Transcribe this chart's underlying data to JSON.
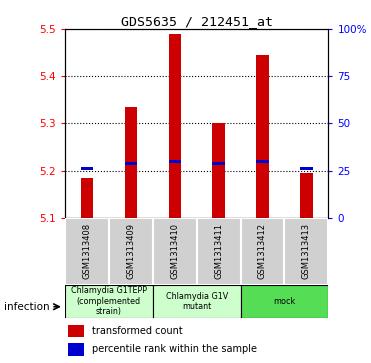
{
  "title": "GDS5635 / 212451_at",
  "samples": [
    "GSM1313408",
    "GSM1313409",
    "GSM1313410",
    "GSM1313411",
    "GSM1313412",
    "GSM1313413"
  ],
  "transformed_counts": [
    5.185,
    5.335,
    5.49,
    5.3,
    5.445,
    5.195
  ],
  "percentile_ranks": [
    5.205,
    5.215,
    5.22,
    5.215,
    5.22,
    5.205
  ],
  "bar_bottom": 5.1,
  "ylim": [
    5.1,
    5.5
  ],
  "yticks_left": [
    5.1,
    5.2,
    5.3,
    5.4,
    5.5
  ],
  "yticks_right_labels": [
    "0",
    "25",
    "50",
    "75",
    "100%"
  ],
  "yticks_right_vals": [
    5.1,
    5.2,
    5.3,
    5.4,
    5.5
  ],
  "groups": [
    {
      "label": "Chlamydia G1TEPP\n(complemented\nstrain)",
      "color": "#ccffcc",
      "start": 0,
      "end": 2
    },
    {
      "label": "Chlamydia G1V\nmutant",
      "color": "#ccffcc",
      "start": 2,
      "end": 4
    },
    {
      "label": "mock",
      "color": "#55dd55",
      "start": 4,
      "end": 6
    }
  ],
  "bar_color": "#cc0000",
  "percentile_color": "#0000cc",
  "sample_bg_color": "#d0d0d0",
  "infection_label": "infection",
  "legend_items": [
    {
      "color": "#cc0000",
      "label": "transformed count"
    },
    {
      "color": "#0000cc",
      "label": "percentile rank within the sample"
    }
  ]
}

* * *

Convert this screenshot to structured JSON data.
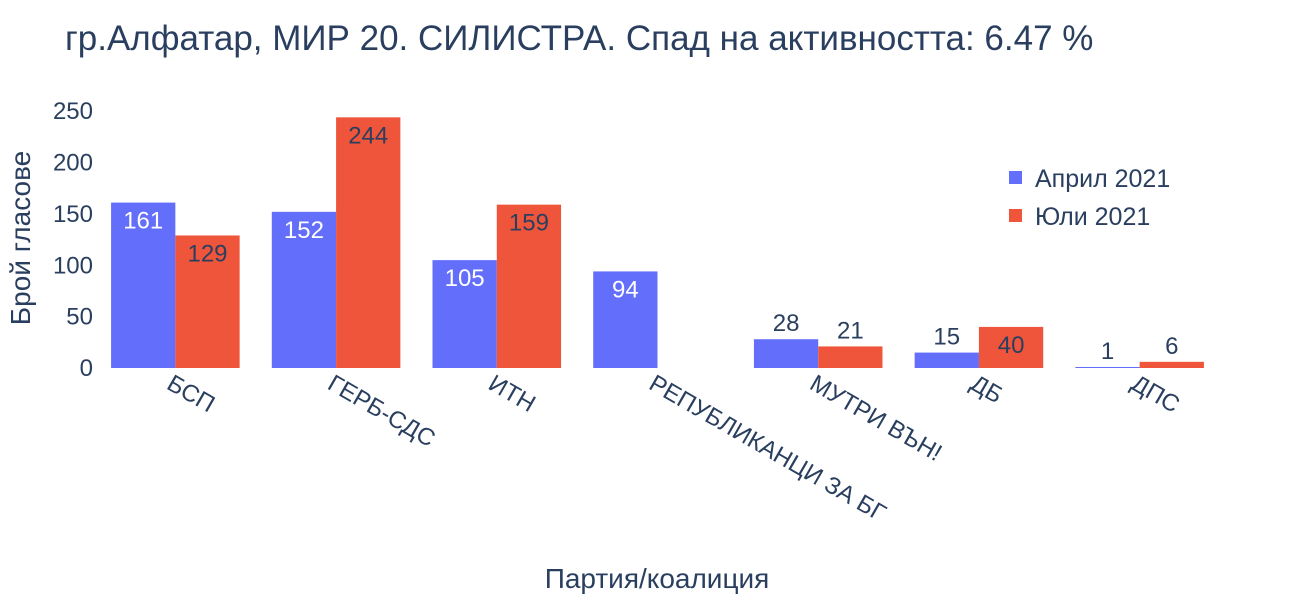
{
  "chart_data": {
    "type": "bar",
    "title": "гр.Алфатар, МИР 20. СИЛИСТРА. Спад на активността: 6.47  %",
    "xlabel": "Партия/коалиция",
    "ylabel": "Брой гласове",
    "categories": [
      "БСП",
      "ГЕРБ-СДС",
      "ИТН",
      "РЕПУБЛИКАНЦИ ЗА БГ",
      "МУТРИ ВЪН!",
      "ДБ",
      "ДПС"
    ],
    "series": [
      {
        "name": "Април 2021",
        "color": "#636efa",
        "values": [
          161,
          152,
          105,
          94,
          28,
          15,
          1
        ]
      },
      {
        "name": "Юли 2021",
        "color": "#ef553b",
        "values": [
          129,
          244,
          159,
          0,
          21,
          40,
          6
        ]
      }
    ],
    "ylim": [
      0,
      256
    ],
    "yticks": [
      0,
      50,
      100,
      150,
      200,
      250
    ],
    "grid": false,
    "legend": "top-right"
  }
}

* * *

» SET TASK: Go over the data above and copy every line that has the word "JSON" in it.

» RESULT OF THIS EXERCISE:
Transcribe this chart's underlying data to JSON.
Convert this screenshot to structured JSON data.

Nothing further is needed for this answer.